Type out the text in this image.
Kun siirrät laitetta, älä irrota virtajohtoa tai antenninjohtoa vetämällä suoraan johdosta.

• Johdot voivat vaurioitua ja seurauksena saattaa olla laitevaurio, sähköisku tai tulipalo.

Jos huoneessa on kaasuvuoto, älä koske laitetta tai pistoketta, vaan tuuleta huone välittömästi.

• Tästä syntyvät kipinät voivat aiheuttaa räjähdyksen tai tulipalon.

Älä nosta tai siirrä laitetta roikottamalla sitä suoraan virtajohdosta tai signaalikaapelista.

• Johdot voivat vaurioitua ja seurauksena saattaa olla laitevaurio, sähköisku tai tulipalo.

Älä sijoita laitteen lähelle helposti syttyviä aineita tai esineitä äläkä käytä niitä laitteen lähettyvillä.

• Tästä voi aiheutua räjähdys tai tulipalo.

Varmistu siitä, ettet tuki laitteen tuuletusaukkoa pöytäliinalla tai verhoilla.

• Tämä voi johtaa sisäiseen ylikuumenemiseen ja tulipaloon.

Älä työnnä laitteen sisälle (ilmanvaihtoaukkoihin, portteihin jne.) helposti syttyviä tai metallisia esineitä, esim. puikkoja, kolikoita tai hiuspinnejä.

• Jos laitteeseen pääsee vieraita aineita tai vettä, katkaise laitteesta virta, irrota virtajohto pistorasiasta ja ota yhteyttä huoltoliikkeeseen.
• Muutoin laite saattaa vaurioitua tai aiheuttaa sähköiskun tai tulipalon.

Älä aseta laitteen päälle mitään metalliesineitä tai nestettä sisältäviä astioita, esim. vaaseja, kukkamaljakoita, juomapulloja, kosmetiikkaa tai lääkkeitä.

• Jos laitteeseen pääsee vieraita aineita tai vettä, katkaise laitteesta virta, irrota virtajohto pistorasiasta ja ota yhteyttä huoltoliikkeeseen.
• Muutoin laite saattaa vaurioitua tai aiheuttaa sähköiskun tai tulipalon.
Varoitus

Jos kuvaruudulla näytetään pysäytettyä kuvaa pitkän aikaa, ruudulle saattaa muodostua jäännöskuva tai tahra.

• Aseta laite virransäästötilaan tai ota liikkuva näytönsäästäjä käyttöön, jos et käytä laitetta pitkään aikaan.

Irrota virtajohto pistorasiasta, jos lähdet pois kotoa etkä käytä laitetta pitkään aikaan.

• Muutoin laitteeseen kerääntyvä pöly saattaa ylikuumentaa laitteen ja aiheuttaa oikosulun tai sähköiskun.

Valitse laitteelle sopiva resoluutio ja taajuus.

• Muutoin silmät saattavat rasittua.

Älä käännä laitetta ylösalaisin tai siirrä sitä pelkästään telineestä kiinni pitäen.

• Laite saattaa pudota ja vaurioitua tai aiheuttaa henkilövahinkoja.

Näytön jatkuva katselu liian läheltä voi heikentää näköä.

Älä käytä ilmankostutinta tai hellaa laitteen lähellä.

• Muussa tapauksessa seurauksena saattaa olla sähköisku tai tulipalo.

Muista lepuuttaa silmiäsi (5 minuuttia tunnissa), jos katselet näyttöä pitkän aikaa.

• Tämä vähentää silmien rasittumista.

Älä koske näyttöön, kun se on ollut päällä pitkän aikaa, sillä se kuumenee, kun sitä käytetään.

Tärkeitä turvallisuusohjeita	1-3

———

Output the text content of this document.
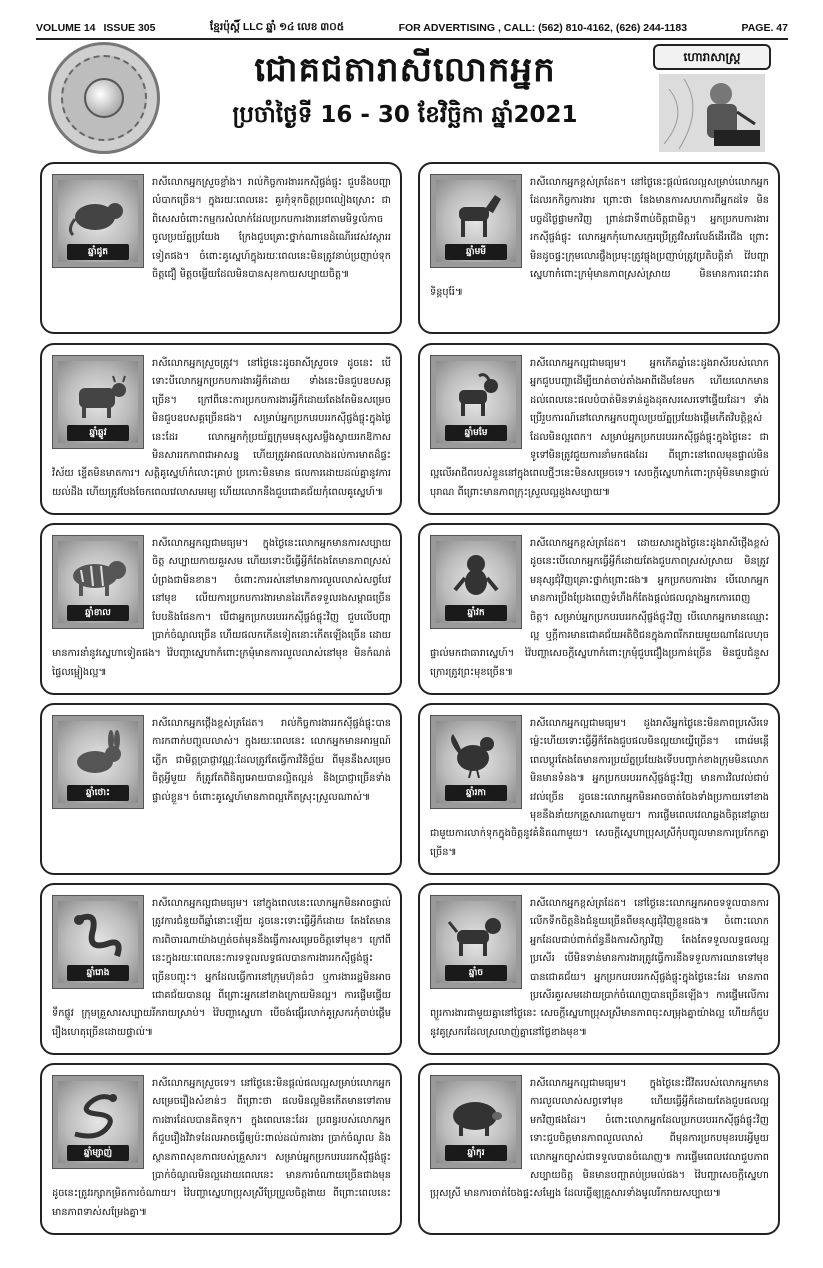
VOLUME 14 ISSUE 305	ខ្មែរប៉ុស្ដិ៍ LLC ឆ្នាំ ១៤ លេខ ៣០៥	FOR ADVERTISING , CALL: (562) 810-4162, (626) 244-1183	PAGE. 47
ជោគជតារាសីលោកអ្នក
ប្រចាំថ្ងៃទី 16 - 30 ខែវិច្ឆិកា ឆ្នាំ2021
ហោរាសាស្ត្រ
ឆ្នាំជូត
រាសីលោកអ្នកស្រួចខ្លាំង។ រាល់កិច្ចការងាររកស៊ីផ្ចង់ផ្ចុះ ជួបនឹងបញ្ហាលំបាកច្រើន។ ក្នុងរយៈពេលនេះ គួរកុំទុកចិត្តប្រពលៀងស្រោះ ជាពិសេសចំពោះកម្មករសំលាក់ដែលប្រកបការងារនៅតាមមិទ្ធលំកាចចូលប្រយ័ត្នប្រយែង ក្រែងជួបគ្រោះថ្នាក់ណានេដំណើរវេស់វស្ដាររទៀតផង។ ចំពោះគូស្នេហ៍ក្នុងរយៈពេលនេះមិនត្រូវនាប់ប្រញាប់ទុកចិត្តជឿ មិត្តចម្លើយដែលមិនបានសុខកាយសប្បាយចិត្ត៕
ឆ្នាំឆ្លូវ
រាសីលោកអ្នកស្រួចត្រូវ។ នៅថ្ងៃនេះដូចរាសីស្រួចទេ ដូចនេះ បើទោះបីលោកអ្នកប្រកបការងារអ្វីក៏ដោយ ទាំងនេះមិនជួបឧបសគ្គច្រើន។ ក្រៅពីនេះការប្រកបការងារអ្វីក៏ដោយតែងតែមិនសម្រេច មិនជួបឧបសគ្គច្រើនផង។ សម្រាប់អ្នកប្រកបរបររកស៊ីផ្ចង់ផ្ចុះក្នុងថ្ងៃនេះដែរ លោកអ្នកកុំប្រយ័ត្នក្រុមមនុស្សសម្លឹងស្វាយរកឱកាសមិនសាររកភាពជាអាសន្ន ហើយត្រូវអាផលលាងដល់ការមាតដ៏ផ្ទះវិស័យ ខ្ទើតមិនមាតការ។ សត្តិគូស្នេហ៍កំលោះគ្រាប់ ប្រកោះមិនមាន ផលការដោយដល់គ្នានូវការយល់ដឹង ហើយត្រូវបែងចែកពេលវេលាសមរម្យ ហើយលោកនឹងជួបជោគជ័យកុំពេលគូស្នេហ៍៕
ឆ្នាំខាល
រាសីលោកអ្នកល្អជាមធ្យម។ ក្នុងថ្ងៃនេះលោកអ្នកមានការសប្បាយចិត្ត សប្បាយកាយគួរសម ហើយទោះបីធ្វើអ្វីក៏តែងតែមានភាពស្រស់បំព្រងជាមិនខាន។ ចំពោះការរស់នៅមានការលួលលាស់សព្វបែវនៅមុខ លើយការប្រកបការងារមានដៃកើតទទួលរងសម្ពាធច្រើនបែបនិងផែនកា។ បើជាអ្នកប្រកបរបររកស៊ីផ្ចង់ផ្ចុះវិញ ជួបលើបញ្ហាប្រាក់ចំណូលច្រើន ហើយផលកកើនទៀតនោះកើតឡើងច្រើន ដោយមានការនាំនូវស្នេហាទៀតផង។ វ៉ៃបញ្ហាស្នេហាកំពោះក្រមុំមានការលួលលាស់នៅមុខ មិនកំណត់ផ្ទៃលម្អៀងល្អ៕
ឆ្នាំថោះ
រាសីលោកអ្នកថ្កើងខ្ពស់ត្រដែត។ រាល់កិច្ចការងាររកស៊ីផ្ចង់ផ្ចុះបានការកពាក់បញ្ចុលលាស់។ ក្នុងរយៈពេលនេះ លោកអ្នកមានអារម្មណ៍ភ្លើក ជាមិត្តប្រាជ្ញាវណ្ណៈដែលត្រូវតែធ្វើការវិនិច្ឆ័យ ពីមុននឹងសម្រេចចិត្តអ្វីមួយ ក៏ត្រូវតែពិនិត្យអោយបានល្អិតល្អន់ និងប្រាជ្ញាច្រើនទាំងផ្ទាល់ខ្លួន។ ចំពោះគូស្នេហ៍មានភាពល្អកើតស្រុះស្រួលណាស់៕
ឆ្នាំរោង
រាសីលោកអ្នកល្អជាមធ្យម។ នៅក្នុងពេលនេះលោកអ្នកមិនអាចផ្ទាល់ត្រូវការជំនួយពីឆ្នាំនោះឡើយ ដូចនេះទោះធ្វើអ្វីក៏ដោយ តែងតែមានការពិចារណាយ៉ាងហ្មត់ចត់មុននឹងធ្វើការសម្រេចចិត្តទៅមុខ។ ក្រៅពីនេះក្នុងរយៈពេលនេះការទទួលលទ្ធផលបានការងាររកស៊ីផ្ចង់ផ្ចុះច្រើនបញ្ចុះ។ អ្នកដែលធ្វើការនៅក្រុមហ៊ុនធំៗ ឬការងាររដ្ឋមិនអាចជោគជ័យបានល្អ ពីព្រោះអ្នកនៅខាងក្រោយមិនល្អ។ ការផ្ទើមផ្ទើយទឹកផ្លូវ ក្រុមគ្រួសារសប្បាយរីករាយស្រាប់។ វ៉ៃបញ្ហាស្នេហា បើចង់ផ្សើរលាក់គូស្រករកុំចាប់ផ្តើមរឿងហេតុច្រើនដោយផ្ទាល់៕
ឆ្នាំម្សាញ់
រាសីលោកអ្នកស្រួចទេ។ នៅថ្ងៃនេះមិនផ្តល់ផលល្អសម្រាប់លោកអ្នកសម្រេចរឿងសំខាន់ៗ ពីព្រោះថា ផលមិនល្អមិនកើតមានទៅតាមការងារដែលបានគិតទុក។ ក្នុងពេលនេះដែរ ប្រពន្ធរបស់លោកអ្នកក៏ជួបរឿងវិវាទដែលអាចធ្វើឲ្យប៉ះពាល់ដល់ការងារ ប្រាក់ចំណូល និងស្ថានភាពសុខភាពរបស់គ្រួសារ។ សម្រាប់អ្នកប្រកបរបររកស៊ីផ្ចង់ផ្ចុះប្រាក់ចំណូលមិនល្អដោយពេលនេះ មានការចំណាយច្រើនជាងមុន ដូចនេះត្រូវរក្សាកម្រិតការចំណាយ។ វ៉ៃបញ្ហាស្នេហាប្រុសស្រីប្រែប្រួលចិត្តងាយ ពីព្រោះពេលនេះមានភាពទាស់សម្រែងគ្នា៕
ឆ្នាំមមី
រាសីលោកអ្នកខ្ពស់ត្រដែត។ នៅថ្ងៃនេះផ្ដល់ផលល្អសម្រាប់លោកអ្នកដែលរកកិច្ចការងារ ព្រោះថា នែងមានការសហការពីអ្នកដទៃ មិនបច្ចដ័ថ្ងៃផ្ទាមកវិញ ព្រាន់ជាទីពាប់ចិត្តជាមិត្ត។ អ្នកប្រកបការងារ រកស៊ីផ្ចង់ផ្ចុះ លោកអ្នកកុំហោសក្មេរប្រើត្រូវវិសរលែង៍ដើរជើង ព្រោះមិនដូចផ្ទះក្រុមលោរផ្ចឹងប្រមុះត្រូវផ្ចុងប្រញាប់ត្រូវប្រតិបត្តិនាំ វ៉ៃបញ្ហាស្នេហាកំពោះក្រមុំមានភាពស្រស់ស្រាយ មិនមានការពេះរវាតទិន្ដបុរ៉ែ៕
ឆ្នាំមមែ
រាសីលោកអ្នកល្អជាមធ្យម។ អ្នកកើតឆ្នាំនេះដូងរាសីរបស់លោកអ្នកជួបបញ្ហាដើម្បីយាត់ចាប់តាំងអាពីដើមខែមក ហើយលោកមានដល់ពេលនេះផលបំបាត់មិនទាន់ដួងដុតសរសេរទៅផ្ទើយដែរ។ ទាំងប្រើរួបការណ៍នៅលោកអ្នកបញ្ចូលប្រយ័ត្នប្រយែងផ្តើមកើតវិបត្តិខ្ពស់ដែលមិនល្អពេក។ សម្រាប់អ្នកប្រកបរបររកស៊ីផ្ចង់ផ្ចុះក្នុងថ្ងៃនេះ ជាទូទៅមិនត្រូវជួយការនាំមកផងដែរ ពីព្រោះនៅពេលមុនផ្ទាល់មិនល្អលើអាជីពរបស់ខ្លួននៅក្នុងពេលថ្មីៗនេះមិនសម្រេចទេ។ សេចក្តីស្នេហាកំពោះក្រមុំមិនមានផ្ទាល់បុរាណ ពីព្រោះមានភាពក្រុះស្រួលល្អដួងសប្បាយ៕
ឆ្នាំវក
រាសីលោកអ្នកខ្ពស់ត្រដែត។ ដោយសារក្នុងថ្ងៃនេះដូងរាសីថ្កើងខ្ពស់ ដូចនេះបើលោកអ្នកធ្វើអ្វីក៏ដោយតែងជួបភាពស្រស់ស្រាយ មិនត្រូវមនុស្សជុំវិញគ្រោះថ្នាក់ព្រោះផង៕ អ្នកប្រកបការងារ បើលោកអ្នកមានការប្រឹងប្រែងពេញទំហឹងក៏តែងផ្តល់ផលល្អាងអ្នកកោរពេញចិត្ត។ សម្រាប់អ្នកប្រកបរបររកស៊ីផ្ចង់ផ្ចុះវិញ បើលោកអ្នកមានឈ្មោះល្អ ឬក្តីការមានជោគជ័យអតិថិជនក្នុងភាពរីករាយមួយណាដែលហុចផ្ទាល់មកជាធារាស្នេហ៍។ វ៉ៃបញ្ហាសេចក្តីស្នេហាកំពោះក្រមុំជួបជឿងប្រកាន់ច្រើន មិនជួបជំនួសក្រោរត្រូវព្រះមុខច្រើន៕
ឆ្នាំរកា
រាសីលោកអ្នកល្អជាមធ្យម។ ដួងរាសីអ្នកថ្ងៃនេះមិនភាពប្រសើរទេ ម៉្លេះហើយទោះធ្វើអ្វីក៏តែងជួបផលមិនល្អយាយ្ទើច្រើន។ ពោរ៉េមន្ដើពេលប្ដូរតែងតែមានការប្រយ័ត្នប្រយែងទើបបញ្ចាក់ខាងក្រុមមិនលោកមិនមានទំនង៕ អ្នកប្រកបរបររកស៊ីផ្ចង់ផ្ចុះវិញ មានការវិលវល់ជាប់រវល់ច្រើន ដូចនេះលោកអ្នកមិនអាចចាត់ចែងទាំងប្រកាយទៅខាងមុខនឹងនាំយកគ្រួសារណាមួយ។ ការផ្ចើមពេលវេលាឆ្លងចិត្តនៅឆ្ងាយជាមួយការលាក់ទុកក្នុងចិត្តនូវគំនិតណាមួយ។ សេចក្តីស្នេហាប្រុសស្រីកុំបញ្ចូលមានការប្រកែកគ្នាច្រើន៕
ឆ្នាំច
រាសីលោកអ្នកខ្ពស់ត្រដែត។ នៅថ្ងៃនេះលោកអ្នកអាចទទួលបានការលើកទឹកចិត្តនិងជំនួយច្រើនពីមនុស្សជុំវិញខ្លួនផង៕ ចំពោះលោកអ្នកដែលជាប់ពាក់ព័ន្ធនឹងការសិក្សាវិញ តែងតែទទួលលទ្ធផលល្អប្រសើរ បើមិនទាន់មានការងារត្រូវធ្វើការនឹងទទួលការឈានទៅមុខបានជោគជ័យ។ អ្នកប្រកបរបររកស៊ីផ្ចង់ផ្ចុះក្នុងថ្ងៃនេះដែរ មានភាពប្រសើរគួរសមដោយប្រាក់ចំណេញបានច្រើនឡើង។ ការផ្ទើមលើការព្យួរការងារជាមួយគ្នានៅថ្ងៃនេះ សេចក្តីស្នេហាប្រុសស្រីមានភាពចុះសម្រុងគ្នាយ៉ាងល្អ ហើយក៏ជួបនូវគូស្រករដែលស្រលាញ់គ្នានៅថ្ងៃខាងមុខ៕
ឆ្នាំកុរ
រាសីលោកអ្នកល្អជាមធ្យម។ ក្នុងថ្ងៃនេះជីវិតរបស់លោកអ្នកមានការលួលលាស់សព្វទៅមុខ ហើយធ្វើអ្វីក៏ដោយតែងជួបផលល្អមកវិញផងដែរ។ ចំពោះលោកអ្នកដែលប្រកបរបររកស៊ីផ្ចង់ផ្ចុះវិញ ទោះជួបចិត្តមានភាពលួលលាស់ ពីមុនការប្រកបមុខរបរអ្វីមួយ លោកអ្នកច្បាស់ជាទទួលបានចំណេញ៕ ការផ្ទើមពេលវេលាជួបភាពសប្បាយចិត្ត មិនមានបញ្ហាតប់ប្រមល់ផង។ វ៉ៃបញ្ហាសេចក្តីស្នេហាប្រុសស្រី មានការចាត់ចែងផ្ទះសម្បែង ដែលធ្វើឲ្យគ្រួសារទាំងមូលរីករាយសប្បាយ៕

———

* [WORK TO COMPLETE] Where a line above holds the string "this", show that line.

* [EXERCISE RESPONSE]
Type out the text in this image.
Output the text content of this document.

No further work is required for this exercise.